_Dataset_
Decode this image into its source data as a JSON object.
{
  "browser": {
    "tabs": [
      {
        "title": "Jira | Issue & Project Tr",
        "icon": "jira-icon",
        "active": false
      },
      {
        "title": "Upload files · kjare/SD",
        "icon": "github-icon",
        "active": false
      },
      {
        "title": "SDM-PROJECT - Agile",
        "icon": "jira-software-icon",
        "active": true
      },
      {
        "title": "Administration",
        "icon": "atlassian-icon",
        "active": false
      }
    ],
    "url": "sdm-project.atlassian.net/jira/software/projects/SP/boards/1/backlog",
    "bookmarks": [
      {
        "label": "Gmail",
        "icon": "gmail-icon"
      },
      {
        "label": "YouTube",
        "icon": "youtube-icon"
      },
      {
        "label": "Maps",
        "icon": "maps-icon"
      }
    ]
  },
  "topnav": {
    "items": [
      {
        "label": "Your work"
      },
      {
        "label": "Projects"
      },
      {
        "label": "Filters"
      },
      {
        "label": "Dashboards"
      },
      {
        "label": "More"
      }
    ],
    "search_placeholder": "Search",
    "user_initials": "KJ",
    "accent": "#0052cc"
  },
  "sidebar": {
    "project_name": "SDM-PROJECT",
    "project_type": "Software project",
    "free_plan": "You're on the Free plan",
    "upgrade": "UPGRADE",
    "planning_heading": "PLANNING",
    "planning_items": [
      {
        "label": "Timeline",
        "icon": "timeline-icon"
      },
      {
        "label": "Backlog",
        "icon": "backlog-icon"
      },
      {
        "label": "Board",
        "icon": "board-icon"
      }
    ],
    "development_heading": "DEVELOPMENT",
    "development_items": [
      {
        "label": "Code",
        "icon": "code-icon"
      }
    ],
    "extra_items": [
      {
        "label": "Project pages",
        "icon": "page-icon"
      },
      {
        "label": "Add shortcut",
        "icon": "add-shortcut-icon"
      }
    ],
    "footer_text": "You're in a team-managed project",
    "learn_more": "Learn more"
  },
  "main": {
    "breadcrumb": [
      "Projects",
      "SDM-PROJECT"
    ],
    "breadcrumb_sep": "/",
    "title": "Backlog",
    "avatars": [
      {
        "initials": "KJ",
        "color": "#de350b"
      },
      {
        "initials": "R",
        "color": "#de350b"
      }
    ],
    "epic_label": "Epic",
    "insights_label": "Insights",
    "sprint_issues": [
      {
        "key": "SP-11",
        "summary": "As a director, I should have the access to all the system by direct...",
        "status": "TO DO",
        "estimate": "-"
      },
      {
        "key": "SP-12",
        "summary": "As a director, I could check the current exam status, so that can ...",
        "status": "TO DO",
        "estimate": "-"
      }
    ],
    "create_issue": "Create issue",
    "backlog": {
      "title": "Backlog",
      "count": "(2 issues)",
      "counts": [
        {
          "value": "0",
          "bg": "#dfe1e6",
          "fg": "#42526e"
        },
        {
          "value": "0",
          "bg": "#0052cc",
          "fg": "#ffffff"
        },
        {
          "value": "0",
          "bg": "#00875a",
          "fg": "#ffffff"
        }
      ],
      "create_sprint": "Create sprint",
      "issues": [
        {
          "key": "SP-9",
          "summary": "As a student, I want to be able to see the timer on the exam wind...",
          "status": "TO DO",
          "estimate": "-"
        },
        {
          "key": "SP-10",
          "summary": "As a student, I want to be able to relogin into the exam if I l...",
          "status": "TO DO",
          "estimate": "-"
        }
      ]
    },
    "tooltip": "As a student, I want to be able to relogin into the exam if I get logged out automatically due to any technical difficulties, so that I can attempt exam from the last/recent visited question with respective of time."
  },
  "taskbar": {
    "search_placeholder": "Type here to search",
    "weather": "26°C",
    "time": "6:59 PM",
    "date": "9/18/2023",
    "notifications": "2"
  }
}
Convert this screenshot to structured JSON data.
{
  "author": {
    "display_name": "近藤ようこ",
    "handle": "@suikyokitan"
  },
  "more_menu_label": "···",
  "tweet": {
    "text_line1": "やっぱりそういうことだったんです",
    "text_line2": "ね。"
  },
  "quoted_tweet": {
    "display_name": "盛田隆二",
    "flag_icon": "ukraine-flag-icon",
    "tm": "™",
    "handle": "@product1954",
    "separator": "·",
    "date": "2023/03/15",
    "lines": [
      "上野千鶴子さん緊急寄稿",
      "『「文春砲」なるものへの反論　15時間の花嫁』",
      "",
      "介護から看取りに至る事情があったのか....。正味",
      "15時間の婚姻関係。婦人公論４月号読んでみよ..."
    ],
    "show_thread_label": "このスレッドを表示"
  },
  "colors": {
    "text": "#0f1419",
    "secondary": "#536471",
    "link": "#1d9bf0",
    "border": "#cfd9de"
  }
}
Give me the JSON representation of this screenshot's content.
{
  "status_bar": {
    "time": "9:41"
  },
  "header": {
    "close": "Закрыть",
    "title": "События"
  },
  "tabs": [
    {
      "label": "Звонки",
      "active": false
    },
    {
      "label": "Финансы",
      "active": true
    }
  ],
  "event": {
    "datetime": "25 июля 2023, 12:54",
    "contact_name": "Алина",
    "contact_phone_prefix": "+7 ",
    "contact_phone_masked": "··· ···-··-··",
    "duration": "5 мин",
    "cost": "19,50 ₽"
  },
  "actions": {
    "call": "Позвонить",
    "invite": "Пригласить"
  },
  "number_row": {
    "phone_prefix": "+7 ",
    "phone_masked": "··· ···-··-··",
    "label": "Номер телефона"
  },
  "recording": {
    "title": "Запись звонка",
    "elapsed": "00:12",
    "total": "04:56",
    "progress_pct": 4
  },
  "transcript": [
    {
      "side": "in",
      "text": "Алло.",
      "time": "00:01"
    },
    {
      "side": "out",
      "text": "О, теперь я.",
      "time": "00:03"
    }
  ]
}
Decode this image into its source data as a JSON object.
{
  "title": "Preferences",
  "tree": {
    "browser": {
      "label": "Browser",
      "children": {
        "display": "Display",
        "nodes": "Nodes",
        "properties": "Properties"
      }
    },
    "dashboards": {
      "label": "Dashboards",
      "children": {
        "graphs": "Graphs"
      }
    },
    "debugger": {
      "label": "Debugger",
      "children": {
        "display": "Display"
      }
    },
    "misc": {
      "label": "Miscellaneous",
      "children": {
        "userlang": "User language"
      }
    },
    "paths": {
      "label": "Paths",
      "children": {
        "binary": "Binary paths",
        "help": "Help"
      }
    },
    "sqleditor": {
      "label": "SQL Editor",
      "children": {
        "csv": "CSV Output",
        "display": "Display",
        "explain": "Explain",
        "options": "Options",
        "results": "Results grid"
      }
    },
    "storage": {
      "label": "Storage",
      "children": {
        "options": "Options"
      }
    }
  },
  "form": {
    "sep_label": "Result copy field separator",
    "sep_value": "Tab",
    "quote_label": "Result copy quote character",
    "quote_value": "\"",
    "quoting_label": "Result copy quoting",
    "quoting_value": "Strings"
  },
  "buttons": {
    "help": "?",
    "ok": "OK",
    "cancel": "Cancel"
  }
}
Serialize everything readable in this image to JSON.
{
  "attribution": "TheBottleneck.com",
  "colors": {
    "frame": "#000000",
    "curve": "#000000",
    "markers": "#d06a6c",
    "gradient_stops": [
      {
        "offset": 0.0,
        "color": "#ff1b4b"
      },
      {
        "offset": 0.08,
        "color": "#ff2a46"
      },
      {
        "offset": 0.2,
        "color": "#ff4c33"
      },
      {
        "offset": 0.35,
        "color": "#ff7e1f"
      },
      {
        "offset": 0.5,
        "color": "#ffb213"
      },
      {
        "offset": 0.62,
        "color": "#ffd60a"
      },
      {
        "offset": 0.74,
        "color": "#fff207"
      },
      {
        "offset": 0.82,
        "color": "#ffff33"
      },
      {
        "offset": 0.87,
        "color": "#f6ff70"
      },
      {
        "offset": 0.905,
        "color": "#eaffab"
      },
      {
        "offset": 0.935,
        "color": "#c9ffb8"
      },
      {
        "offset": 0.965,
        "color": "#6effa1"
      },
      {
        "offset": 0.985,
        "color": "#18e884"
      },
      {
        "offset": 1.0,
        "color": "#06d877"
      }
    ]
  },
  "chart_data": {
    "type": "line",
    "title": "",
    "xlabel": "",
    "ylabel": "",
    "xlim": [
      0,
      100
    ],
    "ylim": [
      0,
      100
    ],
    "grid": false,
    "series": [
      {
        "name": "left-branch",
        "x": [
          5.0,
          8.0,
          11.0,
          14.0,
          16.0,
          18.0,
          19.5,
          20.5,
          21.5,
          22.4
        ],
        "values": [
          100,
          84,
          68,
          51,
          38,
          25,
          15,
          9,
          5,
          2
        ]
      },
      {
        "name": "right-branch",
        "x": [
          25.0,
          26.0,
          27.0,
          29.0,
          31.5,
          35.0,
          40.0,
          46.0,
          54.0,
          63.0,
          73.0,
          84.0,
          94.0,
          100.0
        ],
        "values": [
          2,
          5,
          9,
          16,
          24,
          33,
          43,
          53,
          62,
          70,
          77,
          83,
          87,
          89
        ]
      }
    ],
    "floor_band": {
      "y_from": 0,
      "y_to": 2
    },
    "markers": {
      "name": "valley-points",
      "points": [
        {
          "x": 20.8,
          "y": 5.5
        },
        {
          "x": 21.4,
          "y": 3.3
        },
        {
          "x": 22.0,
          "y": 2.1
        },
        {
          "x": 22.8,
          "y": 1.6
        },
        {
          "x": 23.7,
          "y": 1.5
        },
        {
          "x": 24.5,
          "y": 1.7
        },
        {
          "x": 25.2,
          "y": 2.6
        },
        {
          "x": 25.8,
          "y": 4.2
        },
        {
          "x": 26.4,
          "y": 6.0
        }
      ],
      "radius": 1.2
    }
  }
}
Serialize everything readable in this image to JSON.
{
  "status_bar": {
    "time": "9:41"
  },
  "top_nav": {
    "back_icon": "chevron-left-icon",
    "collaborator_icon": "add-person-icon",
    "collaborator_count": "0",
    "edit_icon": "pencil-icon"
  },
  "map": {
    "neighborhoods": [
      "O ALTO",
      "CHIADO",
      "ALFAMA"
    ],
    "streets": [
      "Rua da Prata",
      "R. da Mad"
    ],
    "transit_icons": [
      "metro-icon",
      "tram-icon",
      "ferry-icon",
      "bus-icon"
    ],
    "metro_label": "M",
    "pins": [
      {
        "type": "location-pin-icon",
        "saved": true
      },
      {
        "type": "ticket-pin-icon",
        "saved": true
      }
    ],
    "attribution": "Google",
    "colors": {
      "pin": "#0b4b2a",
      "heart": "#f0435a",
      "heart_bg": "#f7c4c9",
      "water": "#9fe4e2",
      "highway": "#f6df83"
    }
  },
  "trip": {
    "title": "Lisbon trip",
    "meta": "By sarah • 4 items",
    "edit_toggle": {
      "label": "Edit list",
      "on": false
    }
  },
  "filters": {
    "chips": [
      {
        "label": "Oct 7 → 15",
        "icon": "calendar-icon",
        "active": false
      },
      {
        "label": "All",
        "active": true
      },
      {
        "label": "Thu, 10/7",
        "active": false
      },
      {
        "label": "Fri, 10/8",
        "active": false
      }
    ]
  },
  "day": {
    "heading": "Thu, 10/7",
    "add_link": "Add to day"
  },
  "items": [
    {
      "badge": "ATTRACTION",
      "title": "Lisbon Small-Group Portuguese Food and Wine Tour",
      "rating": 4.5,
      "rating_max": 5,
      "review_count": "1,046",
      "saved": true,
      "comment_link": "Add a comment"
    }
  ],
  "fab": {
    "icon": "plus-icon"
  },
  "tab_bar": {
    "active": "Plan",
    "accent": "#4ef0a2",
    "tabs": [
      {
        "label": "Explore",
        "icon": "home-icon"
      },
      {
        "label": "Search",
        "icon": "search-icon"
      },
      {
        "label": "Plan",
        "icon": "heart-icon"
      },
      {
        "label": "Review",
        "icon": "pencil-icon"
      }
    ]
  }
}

_What you should do_
Extract each line from the entries above that contains the string "screenshot".

_Exercise output_
Convert this screenshot to structured JSON data.
Give me the JSON representation of this screenshot's content.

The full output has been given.